Single out the lines of the material that contain "doen" and copy them.

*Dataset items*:

——————

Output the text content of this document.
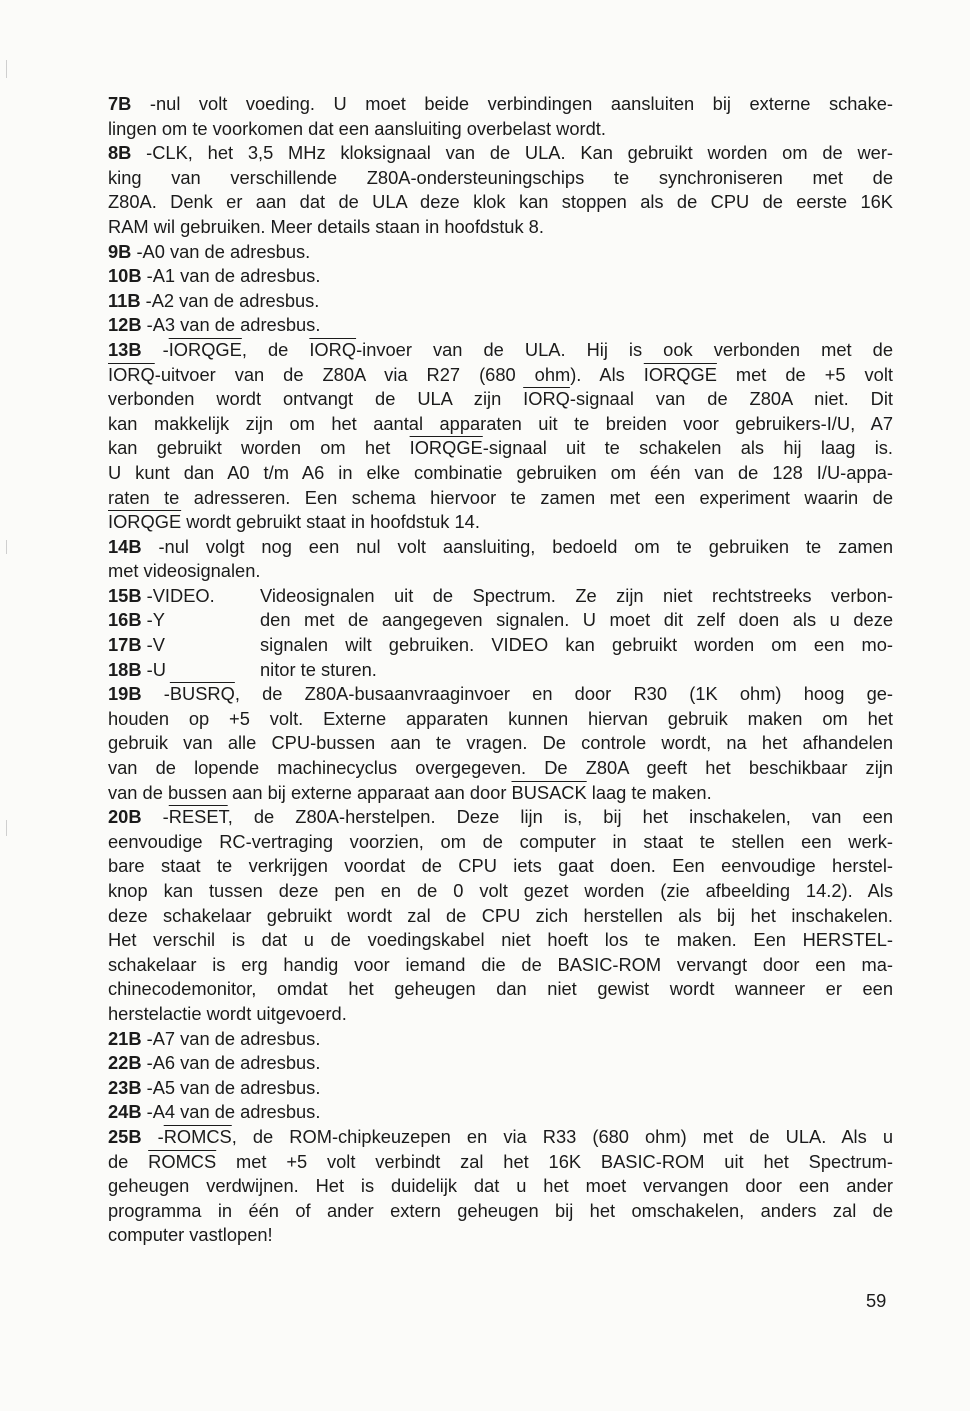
7B -nul volt voeding. U moet beide verbindingen aansluiten bij externe schake-
lingen om te voorkomen dat een aansluiting overbelast wordt.
8B -CLK, het 3,5 MHz kloksignaal van de ULA. Kan gebruikt worden om de wer-
king van verschillende Z80A-ondersteuningschips te synchroniseren met de
Z80A. Denk er aan dat de ULA deze klok kan stoppen als de CPU de eerste 16K
RAM wil gebruiken. Meer details staan in hoofdstuk 8.
9B -A0 van de adresbus.
10B -A1 van de adresbus.
11B -A2 van de adresbus.
12B -A3 van de adresbus.
13B -IORQGE, de IORQ-invoer van de ULA. Hij is ook verbonden met de
IORQ-uitvoer van de Z80A via R27 (680 ohm). Als IORQGE met de +5 volt
verbonden wordt ontvangt de ULA zijn IORQ-signaal van de Z80A niet. Dit
kan makkelijk zijn om het aantal apparaten uit te breiden voor gebruikers-I/U, A7
kan gebruikt worden om het IORQGE-signaal uit te schakelen als hij laag is.
U kunt dan A0 t/m A6 in elke combinatie gebruiken om één van de 128 I/U-appa-
raten te adresseren. Een schema hiervoor te zamen met een experiment waarin de
IORQGE wordt gebruikt staat in hoofdstuk 14.
14B -nul volgt nog een nul volt aansluiting, bedoeld om te gebruiken te zamen
met videosignalen.
15B -VIDEO.	Videosignalen uit de Spectrum. Ze zijn niet rechtstreeks verbon-
16B -Y	den met de aangegeven signalen. U moet dit zelf doen als u deze
17B -V	signalen wilt gebruiken. VIDEO kan gebruikt worden om een mo-
18B -U	nitor te sturen.
19B -BUSRQ, de Z80A-busaanvraaginvoer en door R30 (1K ohm) hoog ge-
houden op +5 volt. Externe apparaten kunnen hiervan gebruik maken om het
gebruik van alle CPU-bussen aan te vragen. De controle wordt, na het afhandelen
van de lopende machinecyclus overgegeven. De Z80A geeft het beschikbaar zijn
van de bussen aan bij externe apparaat aan door BUSACK laag te maken.
20B -RESET, de Z80A-herstelpen. Deze lijn is, bij het inschakelen, van een
eenvoudige RC-vertraging voorzien, om de computer in staat te stellen een werk-
bare staat te verkrijgen voordat de CPU iets gaat doen. Een eenvoudige herstel-
knop kan tussen deze pen en de 0 volt gezet worden (zie afbeelding 14.2). Als
deze schakelaar gebruikt wordt zal de CPU zich herstellen als bij het inschakelen.
Het verschil is dat u de voedingskabel niet hoeft los te maken. Een HERSTEL-
schakelaar is erg handig voor iemand die de BASIC-ROM vervangt door een ma-
chinecodemonitor, omdat het geheugen dan niet gewist wordt wanneer er een
herstelactie wordt uitgevoerd.
21B -A7 van de adresbus.
22B -A6 van de adresbus.
23B -A5 van de adresbus.
24B -A4 van de adresbus.
25B -ROMCS, de ROM-chipkeuzepen en via R33 (680 ohm) met de ULA. Als u
de ROMCS met +5 volt verbindt zal het 16K BASIC-ROM uit het Spectrum-
geheugen verdwijnen. Het is duidelijk dat u het moet vervangen door een ander
programma in één of ander extern geheugen bij het omschakelen, anders zal de
computer vastlopen!
59
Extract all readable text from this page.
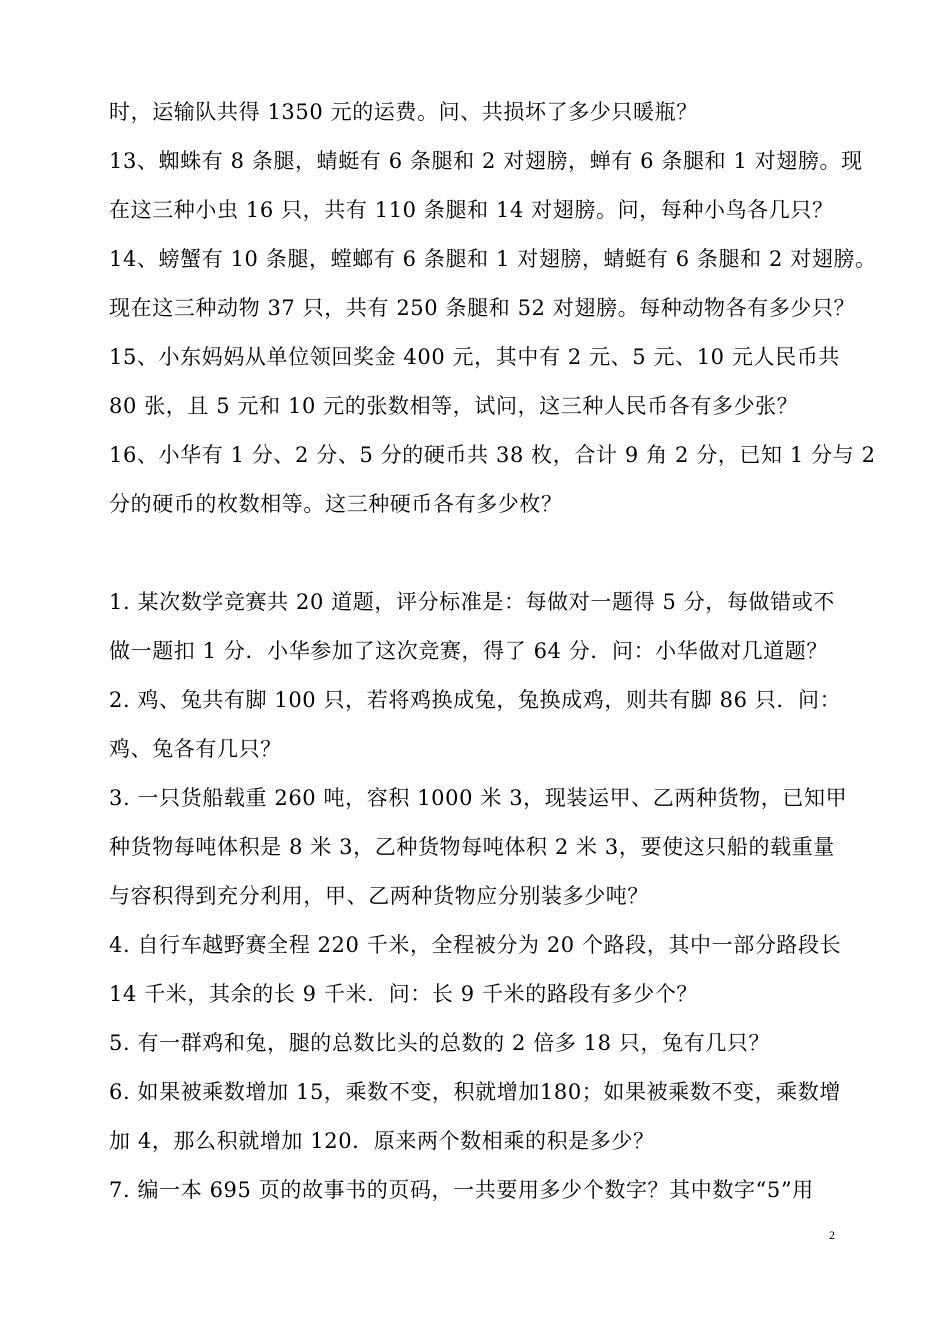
时，运输队共得 1350 元的运费。问、共损坏了多少只暖瓶？
13、蜘蛛有 8 条腿，蜻蜓有 6 条腿和 2 对翅膀，蝉有 6 条腿和 1 对翅膀。现
在这三种小虫 16 只，共有 110 条腿和 14 对翅膀。问，每种小鸟各几只？
14、螃蟹有 10 条腿，螳螂有 6 条腿和 1 对翅膀，蜻蜓有 6 条腿和 2 对翅膀。
现在这三种动物 37 只，共有 250 条腿和 52 对翅膀。每种动物各有多少只？
15、小东妈妈从单位领回奖金 400 元，其中有 2 元、5 元、10 元人民币共
80 张，且 5 元和 10 元的张数相等，试问，这三种人民币各有多少张？
16、小华有 1 分、2 分、5 分的硬币共 38 枚，合计 9 角 2 分，已知 1 分与 2
分的硬币的枚数相等。这三种硬币各有多少枚？
1. 某次数学竞赛共 20 道题，评分标准是：每做对一题得 5 分，每做错或不
做一题扣 1 分．小华参加了这次竞赛，得了 64 分．问：小华做对几道题？
2. 鸡、兔共有脚 100 只，若将鸡换成兔，兔换成鸡，则共有脚 86 只．问：
鸡、兔各有几只？
3. 一只货船载重 260 吨，容积 1000 米 3，现装运甲、乙两种货物，已知甲
种货物每吨体积是 8 米 3，乙种货物每吨体积 2 米 3，要使这只船的载重量
与容积得到充分利用，甲、乙两种货物应分别装多少吨？
4. 自行车越野赛全程 220 千米，全程被分为 20 个路段，其中一部分路段长
14 千米，其余的长 9 千米．问：长 9 千米的路段有多少个？
5. 有一群鸡和兔，腿的总数比头的总数的 2 倍多 18 只，兔有几只？
6. 如果被乘数增加 15，乘数不变，积就增加180；如果被乘数不变，乘数增
加 4，那么积就增加 120．原来两个数相乘的积是多少？
7. 编一本 695 页的故事书的页码，一共要用多少个数字？其中数字“5”用
2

——————

*RIGHT ANSWER*:
16B -Y	den met de aangegeven signalen. U moet dit zelf doen als u deze
bare staat te verkrijgen voordat de CPU iets gaat doen. Een eenvoudige herstel-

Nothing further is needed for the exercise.